__Exercise brief__. Check each line of the listing for the string "αὐτὸν", then state how many lines have it. Only the number is wanted.

__Records provided__.
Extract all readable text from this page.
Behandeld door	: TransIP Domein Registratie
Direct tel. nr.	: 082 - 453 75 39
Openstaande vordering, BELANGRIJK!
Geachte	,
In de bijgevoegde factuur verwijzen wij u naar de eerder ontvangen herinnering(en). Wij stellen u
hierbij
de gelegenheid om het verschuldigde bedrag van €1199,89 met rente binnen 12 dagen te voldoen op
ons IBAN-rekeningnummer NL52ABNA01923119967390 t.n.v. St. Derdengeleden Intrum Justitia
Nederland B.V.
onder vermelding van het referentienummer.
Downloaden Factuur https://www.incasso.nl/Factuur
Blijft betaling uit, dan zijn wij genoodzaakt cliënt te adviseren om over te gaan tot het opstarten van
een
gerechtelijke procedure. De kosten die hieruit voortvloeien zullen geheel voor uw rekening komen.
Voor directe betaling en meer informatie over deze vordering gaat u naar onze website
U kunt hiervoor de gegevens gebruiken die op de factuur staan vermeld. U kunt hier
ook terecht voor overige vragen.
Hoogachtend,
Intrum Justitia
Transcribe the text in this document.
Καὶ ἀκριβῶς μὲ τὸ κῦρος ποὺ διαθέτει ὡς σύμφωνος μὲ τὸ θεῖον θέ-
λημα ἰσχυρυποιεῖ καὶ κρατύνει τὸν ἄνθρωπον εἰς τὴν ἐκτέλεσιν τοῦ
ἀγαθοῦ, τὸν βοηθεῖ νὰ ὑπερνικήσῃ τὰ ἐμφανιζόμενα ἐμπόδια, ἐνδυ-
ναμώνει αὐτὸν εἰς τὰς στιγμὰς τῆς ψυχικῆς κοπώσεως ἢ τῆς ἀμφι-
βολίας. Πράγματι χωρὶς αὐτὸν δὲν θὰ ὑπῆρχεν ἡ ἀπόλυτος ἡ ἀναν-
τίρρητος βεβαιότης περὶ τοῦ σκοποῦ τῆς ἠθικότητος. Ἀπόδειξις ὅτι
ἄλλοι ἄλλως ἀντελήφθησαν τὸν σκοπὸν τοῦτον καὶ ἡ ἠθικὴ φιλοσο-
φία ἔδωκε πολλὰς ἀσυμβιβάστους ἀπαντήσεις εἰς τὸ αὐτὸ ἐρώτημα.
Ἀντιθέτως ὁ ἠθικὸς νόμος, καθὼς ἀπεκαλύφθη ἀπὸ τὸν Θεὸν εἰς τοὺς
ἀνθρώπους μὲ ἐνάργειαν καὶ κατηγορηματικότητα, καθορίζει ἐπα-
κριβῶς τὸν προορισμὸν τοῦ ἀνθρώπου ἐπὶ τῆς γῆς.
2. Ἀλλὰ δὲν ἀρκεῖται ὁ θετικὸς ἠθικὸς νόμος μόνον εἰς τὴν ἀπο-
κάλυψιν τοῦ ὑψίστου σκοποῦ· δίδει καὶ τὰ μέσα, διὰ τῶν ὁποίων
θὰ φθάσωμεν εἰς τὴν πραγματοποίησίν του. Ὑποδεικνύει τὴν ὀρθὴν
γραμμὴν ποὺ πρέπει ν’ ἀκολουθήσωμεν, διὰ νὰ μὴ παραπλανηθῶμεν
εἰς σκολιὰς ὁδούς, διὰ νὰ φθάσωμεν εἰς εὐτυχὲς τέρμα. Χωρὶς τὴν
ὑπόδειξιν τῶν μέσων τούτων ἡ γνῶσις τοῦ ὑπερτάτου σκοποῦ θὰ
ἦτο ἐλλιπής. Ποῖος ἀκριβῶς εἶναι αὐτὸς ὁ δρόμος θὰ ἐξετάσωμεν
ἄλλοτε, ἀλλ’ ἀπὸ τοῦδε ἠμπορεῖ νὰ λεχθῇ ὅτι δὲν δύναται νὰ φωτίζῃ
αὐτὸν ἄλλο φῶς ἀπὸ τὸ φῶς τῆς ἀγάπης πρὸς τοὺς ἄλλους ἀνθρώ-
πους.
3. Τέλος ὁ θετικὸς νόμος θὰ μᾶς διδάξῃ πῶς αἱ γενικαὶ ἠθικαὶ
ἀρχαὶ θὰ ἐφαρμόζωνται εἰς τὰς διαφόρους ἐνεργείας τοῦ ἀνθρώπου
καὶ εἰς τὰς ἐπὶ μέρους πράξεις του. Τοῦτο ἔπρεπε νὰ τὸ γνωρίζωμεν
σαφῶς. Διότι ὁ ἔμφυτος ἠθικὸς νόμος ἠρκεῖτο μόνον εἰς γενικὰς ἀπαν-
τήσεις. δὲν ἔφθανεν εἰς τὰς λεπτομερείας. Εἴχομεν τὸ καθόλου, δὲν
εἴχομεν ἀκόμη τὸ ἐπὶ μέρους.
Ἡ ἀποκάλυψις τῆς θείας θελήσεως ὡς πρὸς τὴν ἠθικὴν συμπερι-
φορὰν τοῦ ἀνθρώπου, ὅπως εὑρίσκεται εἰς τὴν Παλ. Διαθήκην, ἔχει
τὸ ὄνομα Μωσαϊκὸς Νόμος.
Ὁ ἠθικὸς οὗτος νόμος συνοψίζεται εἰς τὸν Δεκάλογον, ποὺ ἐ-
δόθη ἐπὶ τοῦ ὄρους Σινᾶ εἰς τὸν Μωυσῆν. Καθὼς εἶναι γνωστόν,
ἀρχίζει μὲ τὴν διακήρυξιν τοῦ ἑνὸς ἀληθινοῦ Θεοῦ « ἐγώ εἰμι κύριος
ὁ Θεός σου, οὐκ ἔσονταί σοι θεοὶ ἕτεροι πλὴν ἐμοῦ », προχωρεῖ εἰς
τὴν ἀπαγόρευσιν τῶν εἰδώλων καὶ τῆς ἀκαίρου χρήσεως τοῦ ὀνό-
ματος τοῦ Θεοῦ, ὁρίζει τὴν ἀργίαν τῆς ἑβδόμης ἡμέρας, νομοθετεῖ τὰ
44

__Solution__. 3